Show all lines of the listing that hold the word "Basic".
= = = = =
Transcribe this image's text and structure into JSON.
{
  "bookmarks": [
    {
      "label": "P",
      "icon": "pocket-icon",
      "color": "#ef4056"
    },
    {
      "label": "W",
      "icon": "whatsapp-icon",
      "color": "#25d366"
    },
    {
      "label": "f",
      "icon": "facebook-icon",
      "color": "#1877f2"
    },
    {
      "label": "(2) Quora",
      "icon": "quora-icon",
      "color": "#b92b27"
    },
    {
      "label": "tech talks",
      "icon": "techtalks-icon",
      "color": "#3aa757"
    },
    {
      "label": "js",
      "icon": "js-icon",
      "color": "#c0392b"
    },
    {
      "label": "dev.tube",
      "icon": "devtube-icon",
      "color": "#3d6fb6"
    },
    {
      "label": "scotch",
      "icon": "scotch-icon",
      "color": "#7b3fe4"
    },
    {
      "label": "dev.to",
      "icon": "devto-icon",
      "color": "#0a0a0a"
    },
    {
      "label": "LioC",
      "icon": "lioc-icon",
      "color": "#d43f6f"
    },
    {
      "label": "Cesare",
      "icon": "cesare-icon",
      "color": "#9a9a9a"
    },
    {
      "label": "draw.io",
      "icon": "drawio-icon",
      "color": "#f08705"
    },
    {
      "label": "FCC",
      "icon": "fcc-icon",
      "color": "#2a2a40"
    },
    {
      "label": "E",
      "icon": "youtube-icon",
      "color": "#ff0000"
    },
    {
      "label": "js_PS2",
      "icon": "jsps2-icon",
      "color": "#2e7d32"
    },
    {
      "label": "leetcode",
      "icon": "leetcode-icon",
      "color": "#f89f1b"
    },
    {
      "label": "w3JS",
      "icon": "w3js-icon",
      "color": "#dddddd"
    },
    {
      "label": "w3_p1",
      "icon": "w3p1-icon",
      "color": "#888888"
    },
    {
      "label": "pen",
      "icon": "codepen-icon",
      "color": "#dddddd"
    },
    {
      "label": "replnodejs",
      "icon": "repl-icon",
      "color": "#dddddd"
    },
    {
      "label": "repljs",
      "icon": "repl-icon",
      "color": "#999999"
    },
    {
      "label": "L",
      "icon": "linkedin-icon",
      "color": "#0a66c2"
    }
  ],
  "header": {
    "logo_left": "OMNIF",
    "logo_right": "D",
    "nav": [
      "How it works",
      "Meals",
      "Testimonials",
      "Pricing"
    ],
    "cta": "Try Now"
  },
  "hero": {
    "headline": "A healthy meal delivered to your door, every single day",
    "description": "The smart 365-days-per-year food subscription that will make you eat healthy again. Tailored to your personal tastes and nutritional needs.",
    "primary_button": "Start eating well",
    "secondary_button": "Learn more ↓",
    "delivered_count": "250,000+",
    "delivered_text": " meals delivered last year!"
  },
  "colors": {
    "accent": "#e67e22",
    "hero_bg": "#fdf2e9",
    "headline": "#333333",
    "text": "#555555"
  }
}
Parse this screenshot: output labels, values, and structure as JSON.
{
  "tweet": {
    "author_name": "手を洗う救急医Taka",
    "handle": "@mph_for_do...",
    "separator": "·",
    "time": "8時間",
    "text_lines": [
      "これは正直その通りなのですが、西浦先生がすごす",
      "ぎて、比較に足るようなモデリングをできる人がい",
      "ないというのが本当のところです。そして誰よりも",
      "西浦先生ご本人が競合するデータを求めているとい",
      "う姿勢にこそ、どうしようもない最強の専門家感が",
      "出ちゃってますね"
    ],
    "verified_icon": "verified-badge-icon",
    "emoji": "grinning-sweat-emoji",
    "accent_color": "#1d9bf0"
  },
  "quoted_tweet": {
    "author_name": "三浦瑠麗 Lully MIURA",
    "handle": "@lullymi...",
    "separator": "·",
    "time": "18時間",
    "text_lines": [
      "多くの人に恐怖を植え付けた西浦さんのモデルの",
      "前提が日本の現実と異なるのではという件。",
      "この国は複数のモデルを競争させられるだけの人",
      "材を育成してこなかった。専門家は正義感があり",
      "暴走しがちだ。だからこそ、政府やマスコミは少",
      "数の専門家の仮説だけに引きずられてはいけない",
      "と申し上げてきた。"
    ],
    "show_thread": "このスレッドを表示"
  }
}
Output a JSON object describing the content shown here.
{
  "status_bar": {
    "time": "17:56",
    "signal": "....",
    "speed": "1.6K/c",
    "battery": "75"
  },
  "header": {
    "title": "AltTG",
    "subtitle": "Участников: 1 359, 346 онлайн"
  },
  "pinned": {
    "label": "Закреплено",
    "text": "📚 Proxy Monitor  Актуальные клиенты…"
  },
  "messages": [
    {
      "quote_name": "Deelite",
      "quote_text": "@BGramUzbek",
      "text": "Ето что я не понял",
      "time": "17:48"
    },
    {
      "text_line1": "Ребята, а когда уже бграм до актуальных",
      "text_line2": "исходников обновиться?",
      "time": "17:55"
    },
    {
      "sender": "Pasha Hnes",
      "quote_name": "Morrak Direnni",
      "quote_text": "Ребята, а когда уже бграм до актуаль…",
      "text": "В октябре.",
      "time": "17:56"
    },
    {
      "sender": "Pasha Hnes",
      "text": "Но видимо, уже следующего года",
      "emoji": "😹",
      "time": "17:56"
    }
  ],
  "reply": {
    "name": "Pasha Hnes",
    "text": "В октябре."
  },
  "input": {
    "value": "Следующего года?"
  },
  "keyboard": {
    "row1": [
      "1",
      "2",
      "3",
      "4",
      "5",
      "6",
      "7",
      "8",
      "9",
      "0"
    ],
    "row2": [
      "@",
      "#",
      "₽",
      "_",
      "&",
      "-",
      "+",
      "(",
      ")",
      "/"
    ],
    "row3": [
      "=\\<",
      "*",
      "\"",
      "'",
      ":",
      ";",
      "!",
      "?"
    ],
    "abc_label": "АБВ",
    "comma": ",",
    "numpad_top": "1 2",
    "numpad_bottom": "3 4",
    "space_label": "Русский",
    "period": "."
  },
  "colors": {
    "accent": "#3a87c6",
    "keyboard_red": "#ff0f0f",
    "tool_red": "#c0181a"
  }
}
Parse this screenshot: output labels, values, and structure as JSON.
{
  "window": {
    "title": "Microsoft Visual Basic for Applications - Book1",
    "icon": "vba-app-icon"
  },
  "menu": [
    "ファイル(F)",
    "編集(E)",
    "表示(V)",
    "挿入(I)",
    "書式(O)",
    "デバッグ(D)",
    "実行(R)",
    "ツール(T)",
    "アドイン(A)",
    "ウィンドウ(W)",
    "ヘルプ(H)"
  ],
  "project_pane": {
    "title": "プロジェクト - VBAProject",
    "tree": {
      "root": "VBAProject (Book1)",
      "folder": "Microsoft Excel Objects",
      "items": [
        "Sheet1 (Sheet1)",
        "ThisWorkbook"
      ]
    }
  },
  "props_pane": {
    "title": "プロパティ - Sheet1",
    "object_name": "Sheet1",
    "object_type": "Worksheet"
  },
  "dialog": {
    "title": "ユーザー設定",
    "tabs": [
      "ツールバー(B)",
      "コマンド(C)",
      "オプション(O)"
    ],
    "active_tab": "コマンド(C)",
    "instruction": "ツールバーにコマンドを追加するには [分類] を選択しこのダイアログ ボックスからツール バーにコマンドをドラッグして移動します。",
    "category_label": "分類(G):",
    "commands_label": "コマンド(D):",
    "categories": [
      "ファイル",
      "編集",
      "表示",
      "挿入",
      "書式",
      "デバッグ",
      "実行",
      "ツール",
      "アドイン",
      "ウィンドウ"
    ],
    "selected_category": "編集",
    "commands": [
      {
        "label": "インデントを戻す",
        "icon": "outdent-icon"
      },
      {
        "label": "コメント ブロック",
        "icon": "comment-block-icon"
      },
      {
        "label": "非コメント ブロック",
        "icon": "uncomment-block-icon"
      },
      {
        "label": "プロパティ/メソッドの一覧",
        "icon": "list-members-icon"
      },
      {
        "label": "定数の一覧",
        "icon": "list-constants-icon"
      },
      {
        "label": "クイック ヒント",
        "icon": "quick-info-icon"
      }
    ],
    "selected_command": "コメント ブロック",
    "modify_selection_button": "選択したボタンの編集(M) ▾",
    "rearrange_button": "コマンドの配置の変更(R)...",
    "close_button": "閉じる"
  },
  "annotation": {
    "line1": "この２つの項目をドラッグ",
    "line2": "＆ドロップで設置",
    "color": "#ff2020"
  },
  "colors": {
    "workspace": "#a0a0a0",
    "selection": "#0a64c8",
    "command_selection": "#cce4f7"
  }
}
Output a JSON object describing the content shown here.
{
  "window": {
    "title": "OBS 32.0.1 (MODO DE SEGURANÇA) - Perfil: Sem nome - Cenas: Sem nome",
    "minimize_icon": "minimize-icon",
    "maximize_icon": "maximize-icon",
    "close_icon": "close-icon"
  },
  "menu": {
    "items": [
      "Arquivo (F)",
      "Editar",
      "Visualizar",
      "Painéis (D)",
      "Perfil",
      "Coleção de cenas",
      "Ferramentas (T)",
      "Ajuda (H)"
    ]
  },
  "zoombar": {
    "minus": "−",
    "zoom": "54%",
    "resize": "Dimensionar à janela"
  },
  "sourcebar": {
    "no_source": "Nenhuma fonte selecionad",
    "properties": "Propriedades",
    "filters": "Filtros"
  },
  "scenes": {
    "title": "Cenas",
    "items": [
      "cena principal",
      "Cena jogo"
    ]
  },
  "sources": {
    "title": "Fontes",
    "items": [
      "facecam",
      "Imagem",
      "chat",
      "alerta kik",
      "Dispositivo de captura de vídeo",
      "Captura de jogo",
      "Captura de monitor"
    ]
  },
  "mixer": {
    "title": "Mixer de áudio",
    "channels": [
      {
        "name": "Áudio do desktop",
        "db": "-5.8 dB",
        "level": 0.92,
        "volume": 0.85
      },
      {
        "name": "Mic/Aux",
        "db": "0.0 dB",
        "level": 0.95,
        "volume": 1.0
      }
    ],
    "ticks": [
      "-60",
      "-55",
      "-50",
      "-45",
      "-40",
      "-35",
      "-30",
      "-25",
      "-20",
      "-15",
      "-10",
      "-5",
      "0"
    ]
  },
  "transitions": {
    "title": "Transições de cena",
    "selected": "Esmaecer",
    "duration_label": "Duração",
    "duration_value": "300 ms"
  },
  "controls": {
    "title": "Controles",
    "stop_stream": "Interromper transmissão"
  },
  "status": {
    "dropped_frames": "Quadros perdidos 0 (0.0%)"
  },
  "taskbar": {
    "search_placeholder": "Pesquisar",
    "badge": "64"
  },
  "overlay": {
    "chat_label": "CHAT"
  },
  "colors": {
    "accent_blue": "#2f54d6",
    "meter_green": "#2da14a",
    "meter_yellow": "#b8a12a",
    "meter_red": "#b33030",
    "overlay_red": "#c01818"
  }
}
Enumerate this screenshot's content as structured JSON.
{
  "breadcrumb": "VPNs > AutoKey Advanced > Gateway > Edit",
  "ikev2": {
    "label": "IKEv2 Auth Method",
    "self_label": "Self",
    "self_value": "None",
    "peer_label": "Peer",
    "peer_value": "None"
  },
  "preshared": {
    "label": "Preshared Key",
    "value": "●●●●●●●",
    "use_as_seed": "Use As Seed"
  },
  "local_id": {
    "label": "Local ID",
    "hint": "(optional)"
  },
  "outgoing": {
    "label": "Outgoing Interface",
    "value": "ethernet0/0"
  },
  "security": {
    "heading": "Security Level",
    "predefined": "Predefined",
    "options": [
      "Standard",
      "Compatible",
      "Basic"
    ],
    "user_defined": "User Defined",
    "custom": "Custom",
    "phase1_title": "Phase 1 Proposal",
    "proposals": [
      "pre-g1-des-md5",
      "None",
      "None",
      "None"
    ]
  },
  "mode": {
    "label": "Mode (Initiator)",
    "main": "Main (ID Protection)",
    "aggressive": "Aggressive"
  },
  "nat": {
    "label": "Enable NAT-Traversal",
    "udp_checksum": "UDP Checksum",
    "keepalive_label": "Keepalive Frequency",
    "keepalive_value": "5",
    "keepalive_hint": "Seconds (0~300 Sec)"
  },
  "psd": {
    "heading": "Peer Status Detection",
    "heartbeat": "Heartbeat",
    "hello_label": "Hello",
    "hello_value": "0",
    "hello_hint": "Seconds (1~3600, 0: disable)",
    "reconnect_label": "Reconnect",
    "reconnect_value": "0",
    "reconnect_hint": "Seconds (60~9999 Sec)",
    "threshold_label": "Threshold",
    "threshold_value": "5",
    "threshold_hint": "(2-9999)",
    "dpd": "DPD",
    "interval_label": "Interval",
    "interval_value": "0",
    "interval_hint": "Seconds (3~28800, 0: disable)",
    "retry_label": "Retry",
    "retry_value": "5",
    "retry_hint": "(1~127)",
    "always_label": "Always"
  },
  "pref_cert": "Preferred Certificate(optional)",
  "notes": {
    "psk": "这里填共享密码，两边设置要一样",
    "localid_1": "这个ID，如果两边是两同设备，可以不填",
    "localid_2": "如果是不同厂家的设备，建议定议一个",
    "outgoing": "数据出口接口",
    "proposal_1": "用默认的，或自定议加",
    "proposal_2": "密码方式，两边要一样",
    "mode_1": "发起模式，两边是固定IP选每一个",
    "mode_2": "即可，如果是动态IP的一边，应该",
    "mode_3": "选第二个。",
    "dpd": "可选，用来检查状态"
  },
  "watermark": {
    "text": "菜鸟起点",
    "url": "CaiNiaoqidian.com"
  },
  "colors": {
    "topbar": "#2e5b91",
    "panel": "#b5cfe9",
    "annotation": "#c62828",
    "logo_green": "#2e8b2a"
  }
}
= = = = =
**Written answer:**
    "title": "Microsoft Visual Basic for Applications - Book1",
      "Basic"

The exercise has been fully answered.